**Your objective**
Take the data below and repeat it exactly.
** Begin Records for the task **
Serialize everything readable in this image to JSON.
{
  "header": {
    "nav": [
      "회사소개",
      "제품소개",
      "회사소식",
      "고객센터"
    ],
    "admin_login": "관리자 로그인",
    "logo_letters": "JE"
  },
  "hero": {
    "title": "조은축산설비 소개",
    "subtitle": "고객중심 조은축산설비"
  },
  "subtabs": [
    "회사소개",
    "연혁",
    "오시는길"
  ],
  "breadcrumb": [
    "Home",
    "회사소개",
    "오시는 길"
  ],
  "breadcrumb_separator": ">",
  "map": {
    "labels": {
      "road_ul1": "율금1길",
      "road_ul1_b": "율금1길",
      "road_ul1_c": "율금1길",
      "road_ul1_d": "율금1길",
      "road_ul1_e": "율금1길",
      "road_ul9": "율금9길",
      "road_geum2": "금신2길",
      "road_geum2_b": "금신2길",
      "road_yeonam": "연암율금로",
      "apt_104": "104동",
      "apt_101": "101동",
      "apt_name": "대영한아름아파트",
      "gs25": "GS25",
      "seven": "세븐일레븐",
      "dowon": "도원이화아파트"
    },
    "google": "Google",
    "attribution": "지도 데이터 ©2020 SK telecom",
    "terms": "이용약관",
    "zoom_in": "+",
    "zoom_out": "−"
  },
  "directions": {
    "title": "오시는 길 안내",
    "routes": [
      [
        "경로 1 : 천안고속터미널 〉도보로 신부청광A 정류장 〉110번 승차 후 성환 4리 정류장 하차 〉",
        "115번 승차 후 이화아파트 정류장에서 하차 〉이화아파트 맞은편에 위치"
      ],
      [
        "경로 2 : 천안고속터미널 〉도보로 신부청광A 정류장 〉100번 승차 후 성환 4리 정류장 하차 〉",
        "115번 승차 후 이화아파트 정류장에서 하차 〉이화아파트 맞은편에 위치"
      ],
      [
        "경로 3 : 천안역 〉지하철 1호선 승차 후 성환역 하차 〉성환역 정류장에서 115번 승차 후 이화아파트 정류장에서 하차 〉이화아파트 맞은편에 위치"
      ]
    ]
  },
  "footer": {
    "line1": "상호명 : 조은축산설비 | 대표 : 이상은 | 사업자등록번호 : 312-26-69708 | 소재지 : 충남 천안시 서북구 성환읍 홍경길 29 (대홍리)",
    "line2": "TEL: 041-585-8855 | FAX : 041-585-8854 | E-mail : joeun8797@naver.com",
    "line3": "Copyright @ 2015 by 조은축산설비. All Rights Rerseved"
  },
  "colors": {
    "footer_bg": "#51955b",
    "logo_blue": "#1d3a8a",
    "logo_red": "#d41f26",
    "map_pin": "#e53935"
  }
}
** End Records for the task **
**Final result**
Serialize everything readable in this image to JSON.
{
  "header": {
    "nav": [
      "회사소개",
      "제품소개",
      "회사소식",
      "고객센터"
    ],
    "admin_login": "관리자 로그인",
    "logo_letters": "JE"
  },
  "hero": {
    "title": "조은축산설비 소개",
    "subtitle": "고객중심 조은축산설비"
  },
  "subtabs": [
    "회사소개",
    "연혁",
    "오시는길"
  ],
  "breadcrumb": [
    "Home",
    "회사소개",
    "오시는 길"
  ],
  "breadcrumb_separator": ">",
  "map": {
    "labels": {
      "road_ul1": "율금1길",
      "road_ul1_b": "율금1길",
      "road_ul1_c": "율금1길",
      "road_ul1_d": "율금1길",
      "road_ul1_e": "율금1길",
      "road_ul9": "율금9길",
      "road_geum2": "금신2길",
      "road_geum2_b": "금신2길",
      "road_yeonam": "연암율금로",
      "apt_104": "104동",
      "apt_101": "101동",
      "apt_name": "대영한아름아파트",
      "gs25": "GS25",
      "seven": "세븐일레븐",
      "dowon": "도원이화아파트"
    },
    "google": "Google",
    "attribution": "지도 데이터 ©2020 SK telecom",
    "terms": "이용약관",
    "zoom_in": "+",
    "zoom_out": "−"
  },
  "directions": {
    "title": "오시는 길 안내",
    "routes": [
      [
        "경로 1 : 천안고속터미널 〉도보로 신부청광A 정류장 〉110번 승차 후 성환 4리 정류장 하차 〉",
        "115번 승차 후 이화아파트 정류장에서 하차 〉이화아파트 맞은편에 위치"
      ],
      [
        "경로 2 : 천안고속터미널 〉도보로 신부청광A 정류장 〉100번 승차 후 성환 4리 정류장 하차 〉",
        "115번 승차 후 이화아파트 정류장에서 하차 〉이화아파트 맞은편에 위치"
      ],
      [
        "경로 3 : 천안역 〉지하철 1호선 승차 후 성환역 하차 〉성환역 정류장에서 115번 승차 후 이화아파트 정류장에서 하차 〉이화아파트 맞은편에 위치"
      ]
    ]
  },
  "footer": {
    "line1": "상호명 : 조은축산설비 | 대표 : 이상은 | 사업자등록번호 : 312-26-69708 | 소재지 : 충남 천안시 서북구 성환읍 홍경길 29 (대홍리)",
    "line2": "TEL: 041-585-8855 | FAX : 041-585-8854 | E-mail : joeun8797@naver.com",
    "line3": "Copyright @ 2015 by 조은축산설비. All Rights Rerseved"
  },
  "colors": {
    "footer_bg": "#51955b",
    "logo_blue": "#1d3a8a",
    "logo_red": "#d41f26",
    "map_pin": "#e53935"
  }
}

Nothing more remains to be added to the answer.